- To do
Each line containing the word "water" needs to be copied.

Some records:
━━━━━━━━━━

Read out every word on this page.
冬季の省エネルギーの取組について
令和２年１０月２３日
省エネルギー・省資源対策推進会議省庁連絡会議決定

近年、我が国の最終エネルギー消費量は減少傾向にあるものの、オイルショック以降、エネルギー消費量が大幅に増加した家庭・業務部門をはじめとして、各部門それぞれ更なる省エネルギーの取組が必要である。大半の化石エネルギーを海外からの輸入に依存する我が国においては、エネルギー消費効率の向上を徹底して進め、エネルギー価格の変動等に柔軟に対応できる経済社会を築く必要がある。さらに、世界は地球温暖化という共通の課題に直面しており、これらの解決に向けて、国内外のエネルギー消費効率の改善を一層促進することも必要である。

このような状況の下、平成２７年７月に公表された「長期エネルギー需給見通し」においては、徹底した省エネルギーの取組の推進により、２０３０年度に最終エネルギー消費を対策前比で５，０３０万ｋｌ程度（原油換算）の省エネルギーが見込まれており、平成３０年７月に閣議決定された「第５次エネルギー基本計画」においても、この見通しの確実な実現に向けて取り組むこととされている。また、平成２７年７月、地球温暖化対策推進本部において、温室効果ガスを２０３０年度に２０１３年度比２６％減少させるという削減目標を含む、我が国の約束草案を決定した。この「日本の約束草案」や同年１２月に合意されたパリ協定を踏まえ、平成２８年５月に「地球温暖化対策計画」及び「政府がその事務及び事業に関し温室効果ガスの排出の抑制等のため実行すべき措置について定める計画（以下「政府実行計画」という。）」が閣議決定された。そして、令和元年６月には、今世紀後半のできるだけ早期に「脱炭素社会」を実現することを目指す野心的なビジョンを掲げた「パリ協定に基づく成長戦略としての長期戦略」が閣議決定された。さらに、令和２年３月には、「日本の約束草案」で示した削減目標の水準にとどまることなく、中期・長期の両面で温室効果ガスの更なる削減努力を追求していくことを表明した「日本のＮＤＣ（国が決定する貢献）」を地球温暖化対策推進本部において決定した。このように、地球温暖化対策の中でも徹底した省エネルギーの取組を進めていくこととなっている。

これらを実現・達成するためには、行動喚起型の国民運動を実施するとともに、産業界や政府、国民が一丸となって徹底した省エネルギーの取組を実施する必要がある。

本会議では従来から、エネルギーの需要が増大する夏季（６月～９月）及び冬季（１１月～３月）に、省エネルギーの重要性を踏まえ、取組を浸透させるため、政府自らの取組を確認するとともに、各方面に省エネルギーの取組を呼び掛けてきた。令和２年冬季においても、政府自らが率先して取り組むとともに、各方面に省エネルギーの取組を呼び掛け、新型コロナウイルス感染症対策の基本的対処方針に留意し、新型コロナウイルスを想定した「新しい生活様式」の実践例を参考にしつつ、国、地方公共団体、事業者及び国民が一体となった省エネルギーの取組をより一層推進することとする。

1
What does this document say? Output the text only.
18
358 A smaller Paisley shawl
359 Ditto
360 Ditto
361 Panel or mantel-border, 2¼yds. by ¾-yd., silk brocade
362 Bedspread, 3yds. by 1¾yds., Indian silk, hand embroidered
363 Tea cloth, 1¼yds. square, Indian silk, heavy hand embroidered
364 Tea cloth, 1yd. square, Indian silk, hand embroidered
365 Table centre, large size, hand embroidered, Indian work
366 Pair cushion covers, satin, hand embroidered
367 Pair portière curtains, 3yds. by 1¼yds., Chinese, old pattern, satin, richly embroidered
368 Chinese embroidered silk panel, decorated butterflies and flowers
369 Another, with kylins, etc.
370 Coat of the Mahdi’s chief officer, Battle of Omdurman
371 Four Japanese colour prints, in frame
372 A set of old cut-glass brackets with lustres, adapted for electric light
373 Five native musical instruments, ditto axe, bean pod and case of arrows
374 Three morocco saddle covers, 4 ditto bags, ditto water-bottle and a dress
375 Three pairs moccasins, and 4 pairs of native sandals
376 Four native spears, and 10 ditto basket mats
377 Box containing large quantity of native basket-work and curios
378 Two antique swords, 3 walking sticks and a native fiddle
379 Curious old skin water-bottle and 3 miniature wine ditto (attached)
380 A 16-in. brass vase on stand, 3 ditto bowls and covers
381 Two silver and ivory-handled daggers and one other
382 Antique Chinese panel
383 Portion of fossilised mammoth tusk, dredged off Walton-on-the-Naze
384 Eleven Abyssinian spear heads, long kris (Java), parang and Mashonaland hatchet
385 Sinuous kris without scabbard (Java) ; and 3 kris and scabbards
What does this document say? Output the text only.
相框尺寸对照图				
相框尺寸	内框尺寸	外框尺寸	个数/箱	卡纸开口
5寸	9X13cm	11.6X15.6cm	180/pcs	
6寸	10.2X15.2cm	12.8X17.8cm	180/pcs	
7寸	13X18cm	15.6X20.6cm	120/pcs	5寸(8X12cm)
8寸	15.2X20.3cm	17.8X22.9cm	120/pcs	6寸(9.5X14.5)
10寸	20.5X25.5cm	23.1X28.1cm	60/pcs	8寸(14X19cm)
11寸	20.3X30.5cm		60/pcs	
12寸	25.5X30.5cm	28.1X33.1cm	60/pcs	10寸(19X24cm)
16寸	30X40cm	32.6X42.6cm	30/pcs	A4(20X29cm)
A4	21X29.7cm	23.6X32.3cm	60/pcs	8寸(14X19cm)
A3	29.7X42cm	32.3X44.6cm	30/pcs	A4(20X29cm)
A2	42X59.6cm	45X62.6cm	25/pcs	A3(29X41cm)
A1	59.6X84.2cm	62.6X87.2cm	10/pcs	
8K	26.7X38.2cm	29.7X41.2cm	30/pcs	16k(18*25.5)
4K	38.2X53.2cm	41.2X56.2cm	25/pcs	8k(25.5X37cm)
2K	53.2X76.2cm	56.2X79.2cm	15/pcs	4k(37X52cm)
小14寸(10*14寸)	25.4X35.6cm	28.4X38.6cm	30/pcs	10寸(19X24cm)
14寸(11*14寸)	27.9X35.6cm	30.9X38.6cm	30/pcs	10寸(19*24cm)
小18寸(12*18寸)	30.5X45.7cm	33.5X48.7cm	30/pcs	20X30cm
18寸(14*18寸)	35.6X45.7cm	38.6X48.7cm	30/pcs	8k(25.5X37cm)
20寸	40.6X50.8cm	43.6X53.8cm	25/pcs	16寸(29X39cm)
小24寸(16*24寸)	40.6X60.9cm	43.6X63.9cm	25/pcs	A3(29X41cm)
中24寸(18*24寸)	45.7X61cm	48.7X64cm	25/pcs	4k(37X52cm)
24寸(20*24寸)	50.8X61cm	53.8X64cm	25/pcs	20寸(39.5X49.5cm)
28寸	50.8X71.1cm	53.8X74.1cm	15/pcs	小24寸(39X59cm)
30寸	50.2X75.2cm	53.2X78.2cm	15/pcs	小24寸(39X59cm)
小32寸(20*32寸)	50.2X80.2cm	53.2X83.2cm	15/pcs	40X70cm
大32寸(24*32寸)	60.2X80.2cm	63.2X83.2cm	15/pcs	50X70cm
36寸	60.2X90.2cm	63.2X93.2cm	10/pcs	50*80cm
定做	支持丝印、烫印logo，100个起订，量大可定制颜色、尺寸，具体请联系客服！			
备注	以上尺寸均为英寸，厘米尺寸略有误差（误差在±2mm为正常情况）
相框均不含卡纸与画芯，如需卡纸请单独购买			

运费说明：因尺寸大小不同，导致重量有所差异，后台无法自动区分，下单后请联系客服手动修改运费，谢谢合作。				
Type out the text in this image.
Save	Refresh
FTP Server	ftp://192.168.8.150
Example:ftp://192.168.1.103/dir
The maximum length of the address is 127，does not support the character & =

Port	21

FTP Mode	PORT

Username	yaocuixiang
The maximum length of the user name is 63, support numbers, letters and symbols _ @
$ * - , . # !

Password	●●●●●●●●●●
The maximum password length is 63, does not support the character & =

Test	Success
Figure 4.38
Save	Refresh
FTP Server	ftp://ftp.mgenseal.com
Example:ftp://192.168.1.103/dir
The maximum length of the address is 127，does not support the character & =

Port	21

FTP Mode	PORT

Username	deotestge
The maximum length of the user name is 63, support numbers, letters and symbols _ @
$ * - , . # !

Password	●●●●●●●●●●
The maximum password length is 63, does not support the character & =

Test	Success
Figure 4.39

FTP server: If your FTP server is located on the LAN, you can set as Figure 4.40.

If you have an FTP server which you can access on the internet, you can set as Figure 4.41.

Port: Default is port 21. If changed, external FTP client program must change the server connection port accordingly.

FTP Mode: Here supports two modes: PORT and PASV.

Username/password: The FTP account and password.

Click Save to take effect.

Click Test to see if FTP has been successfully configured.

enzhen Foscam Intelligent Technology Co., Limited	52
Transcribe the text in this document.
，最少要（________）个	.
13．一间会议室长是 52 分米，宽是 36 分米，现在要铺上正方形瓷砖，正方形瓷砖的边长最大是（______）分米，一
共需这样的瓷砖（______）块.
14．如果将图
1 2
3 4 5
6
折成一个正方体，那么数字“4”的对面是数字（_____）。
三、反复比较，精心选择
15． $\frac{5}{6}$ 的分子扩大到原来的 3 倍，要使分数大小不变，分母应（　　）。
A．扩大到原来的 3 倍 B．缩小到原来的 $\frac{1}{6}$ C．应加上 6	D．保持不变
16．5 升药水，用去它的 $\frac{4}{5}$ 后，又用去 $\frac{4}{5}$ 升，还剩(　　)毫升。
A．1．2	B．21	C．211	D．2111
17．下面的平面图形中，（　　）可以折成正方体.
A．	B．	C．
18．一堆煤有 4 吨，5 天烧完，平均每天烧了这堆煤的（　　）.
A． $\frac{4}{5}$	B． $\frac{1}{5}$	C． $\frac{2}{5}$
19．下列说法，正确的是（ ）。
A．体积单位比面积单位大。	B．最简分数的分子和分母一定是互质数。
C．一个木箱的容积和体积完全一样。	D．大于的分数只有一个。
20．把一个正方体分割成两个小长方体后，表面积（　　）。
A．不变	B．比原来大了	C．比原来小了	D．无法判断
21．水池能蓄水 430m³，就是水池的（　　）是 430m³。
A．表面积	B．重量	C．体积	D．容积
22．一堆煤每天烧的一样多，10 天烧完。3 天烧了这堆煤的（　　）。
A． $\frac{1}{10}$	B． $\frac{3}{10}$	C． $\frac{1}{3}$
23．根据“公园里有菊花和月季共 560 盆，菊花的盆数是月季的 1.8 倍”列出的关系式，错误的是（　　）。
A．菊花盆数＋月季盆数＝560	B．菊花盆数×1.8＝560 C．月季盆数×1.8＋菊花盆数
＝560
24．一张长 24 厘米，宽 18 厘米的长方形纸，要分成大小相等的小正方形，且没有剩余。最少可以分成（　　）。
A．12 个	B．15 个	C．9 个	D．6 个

━━━━━━━━━━

- Exercise solution
374 Three morocco saddle covers, 4 ditto bags, ditto water-bottle and a dress
379 Curious old skin water-bottle and 3 miniature wine ditto (attached)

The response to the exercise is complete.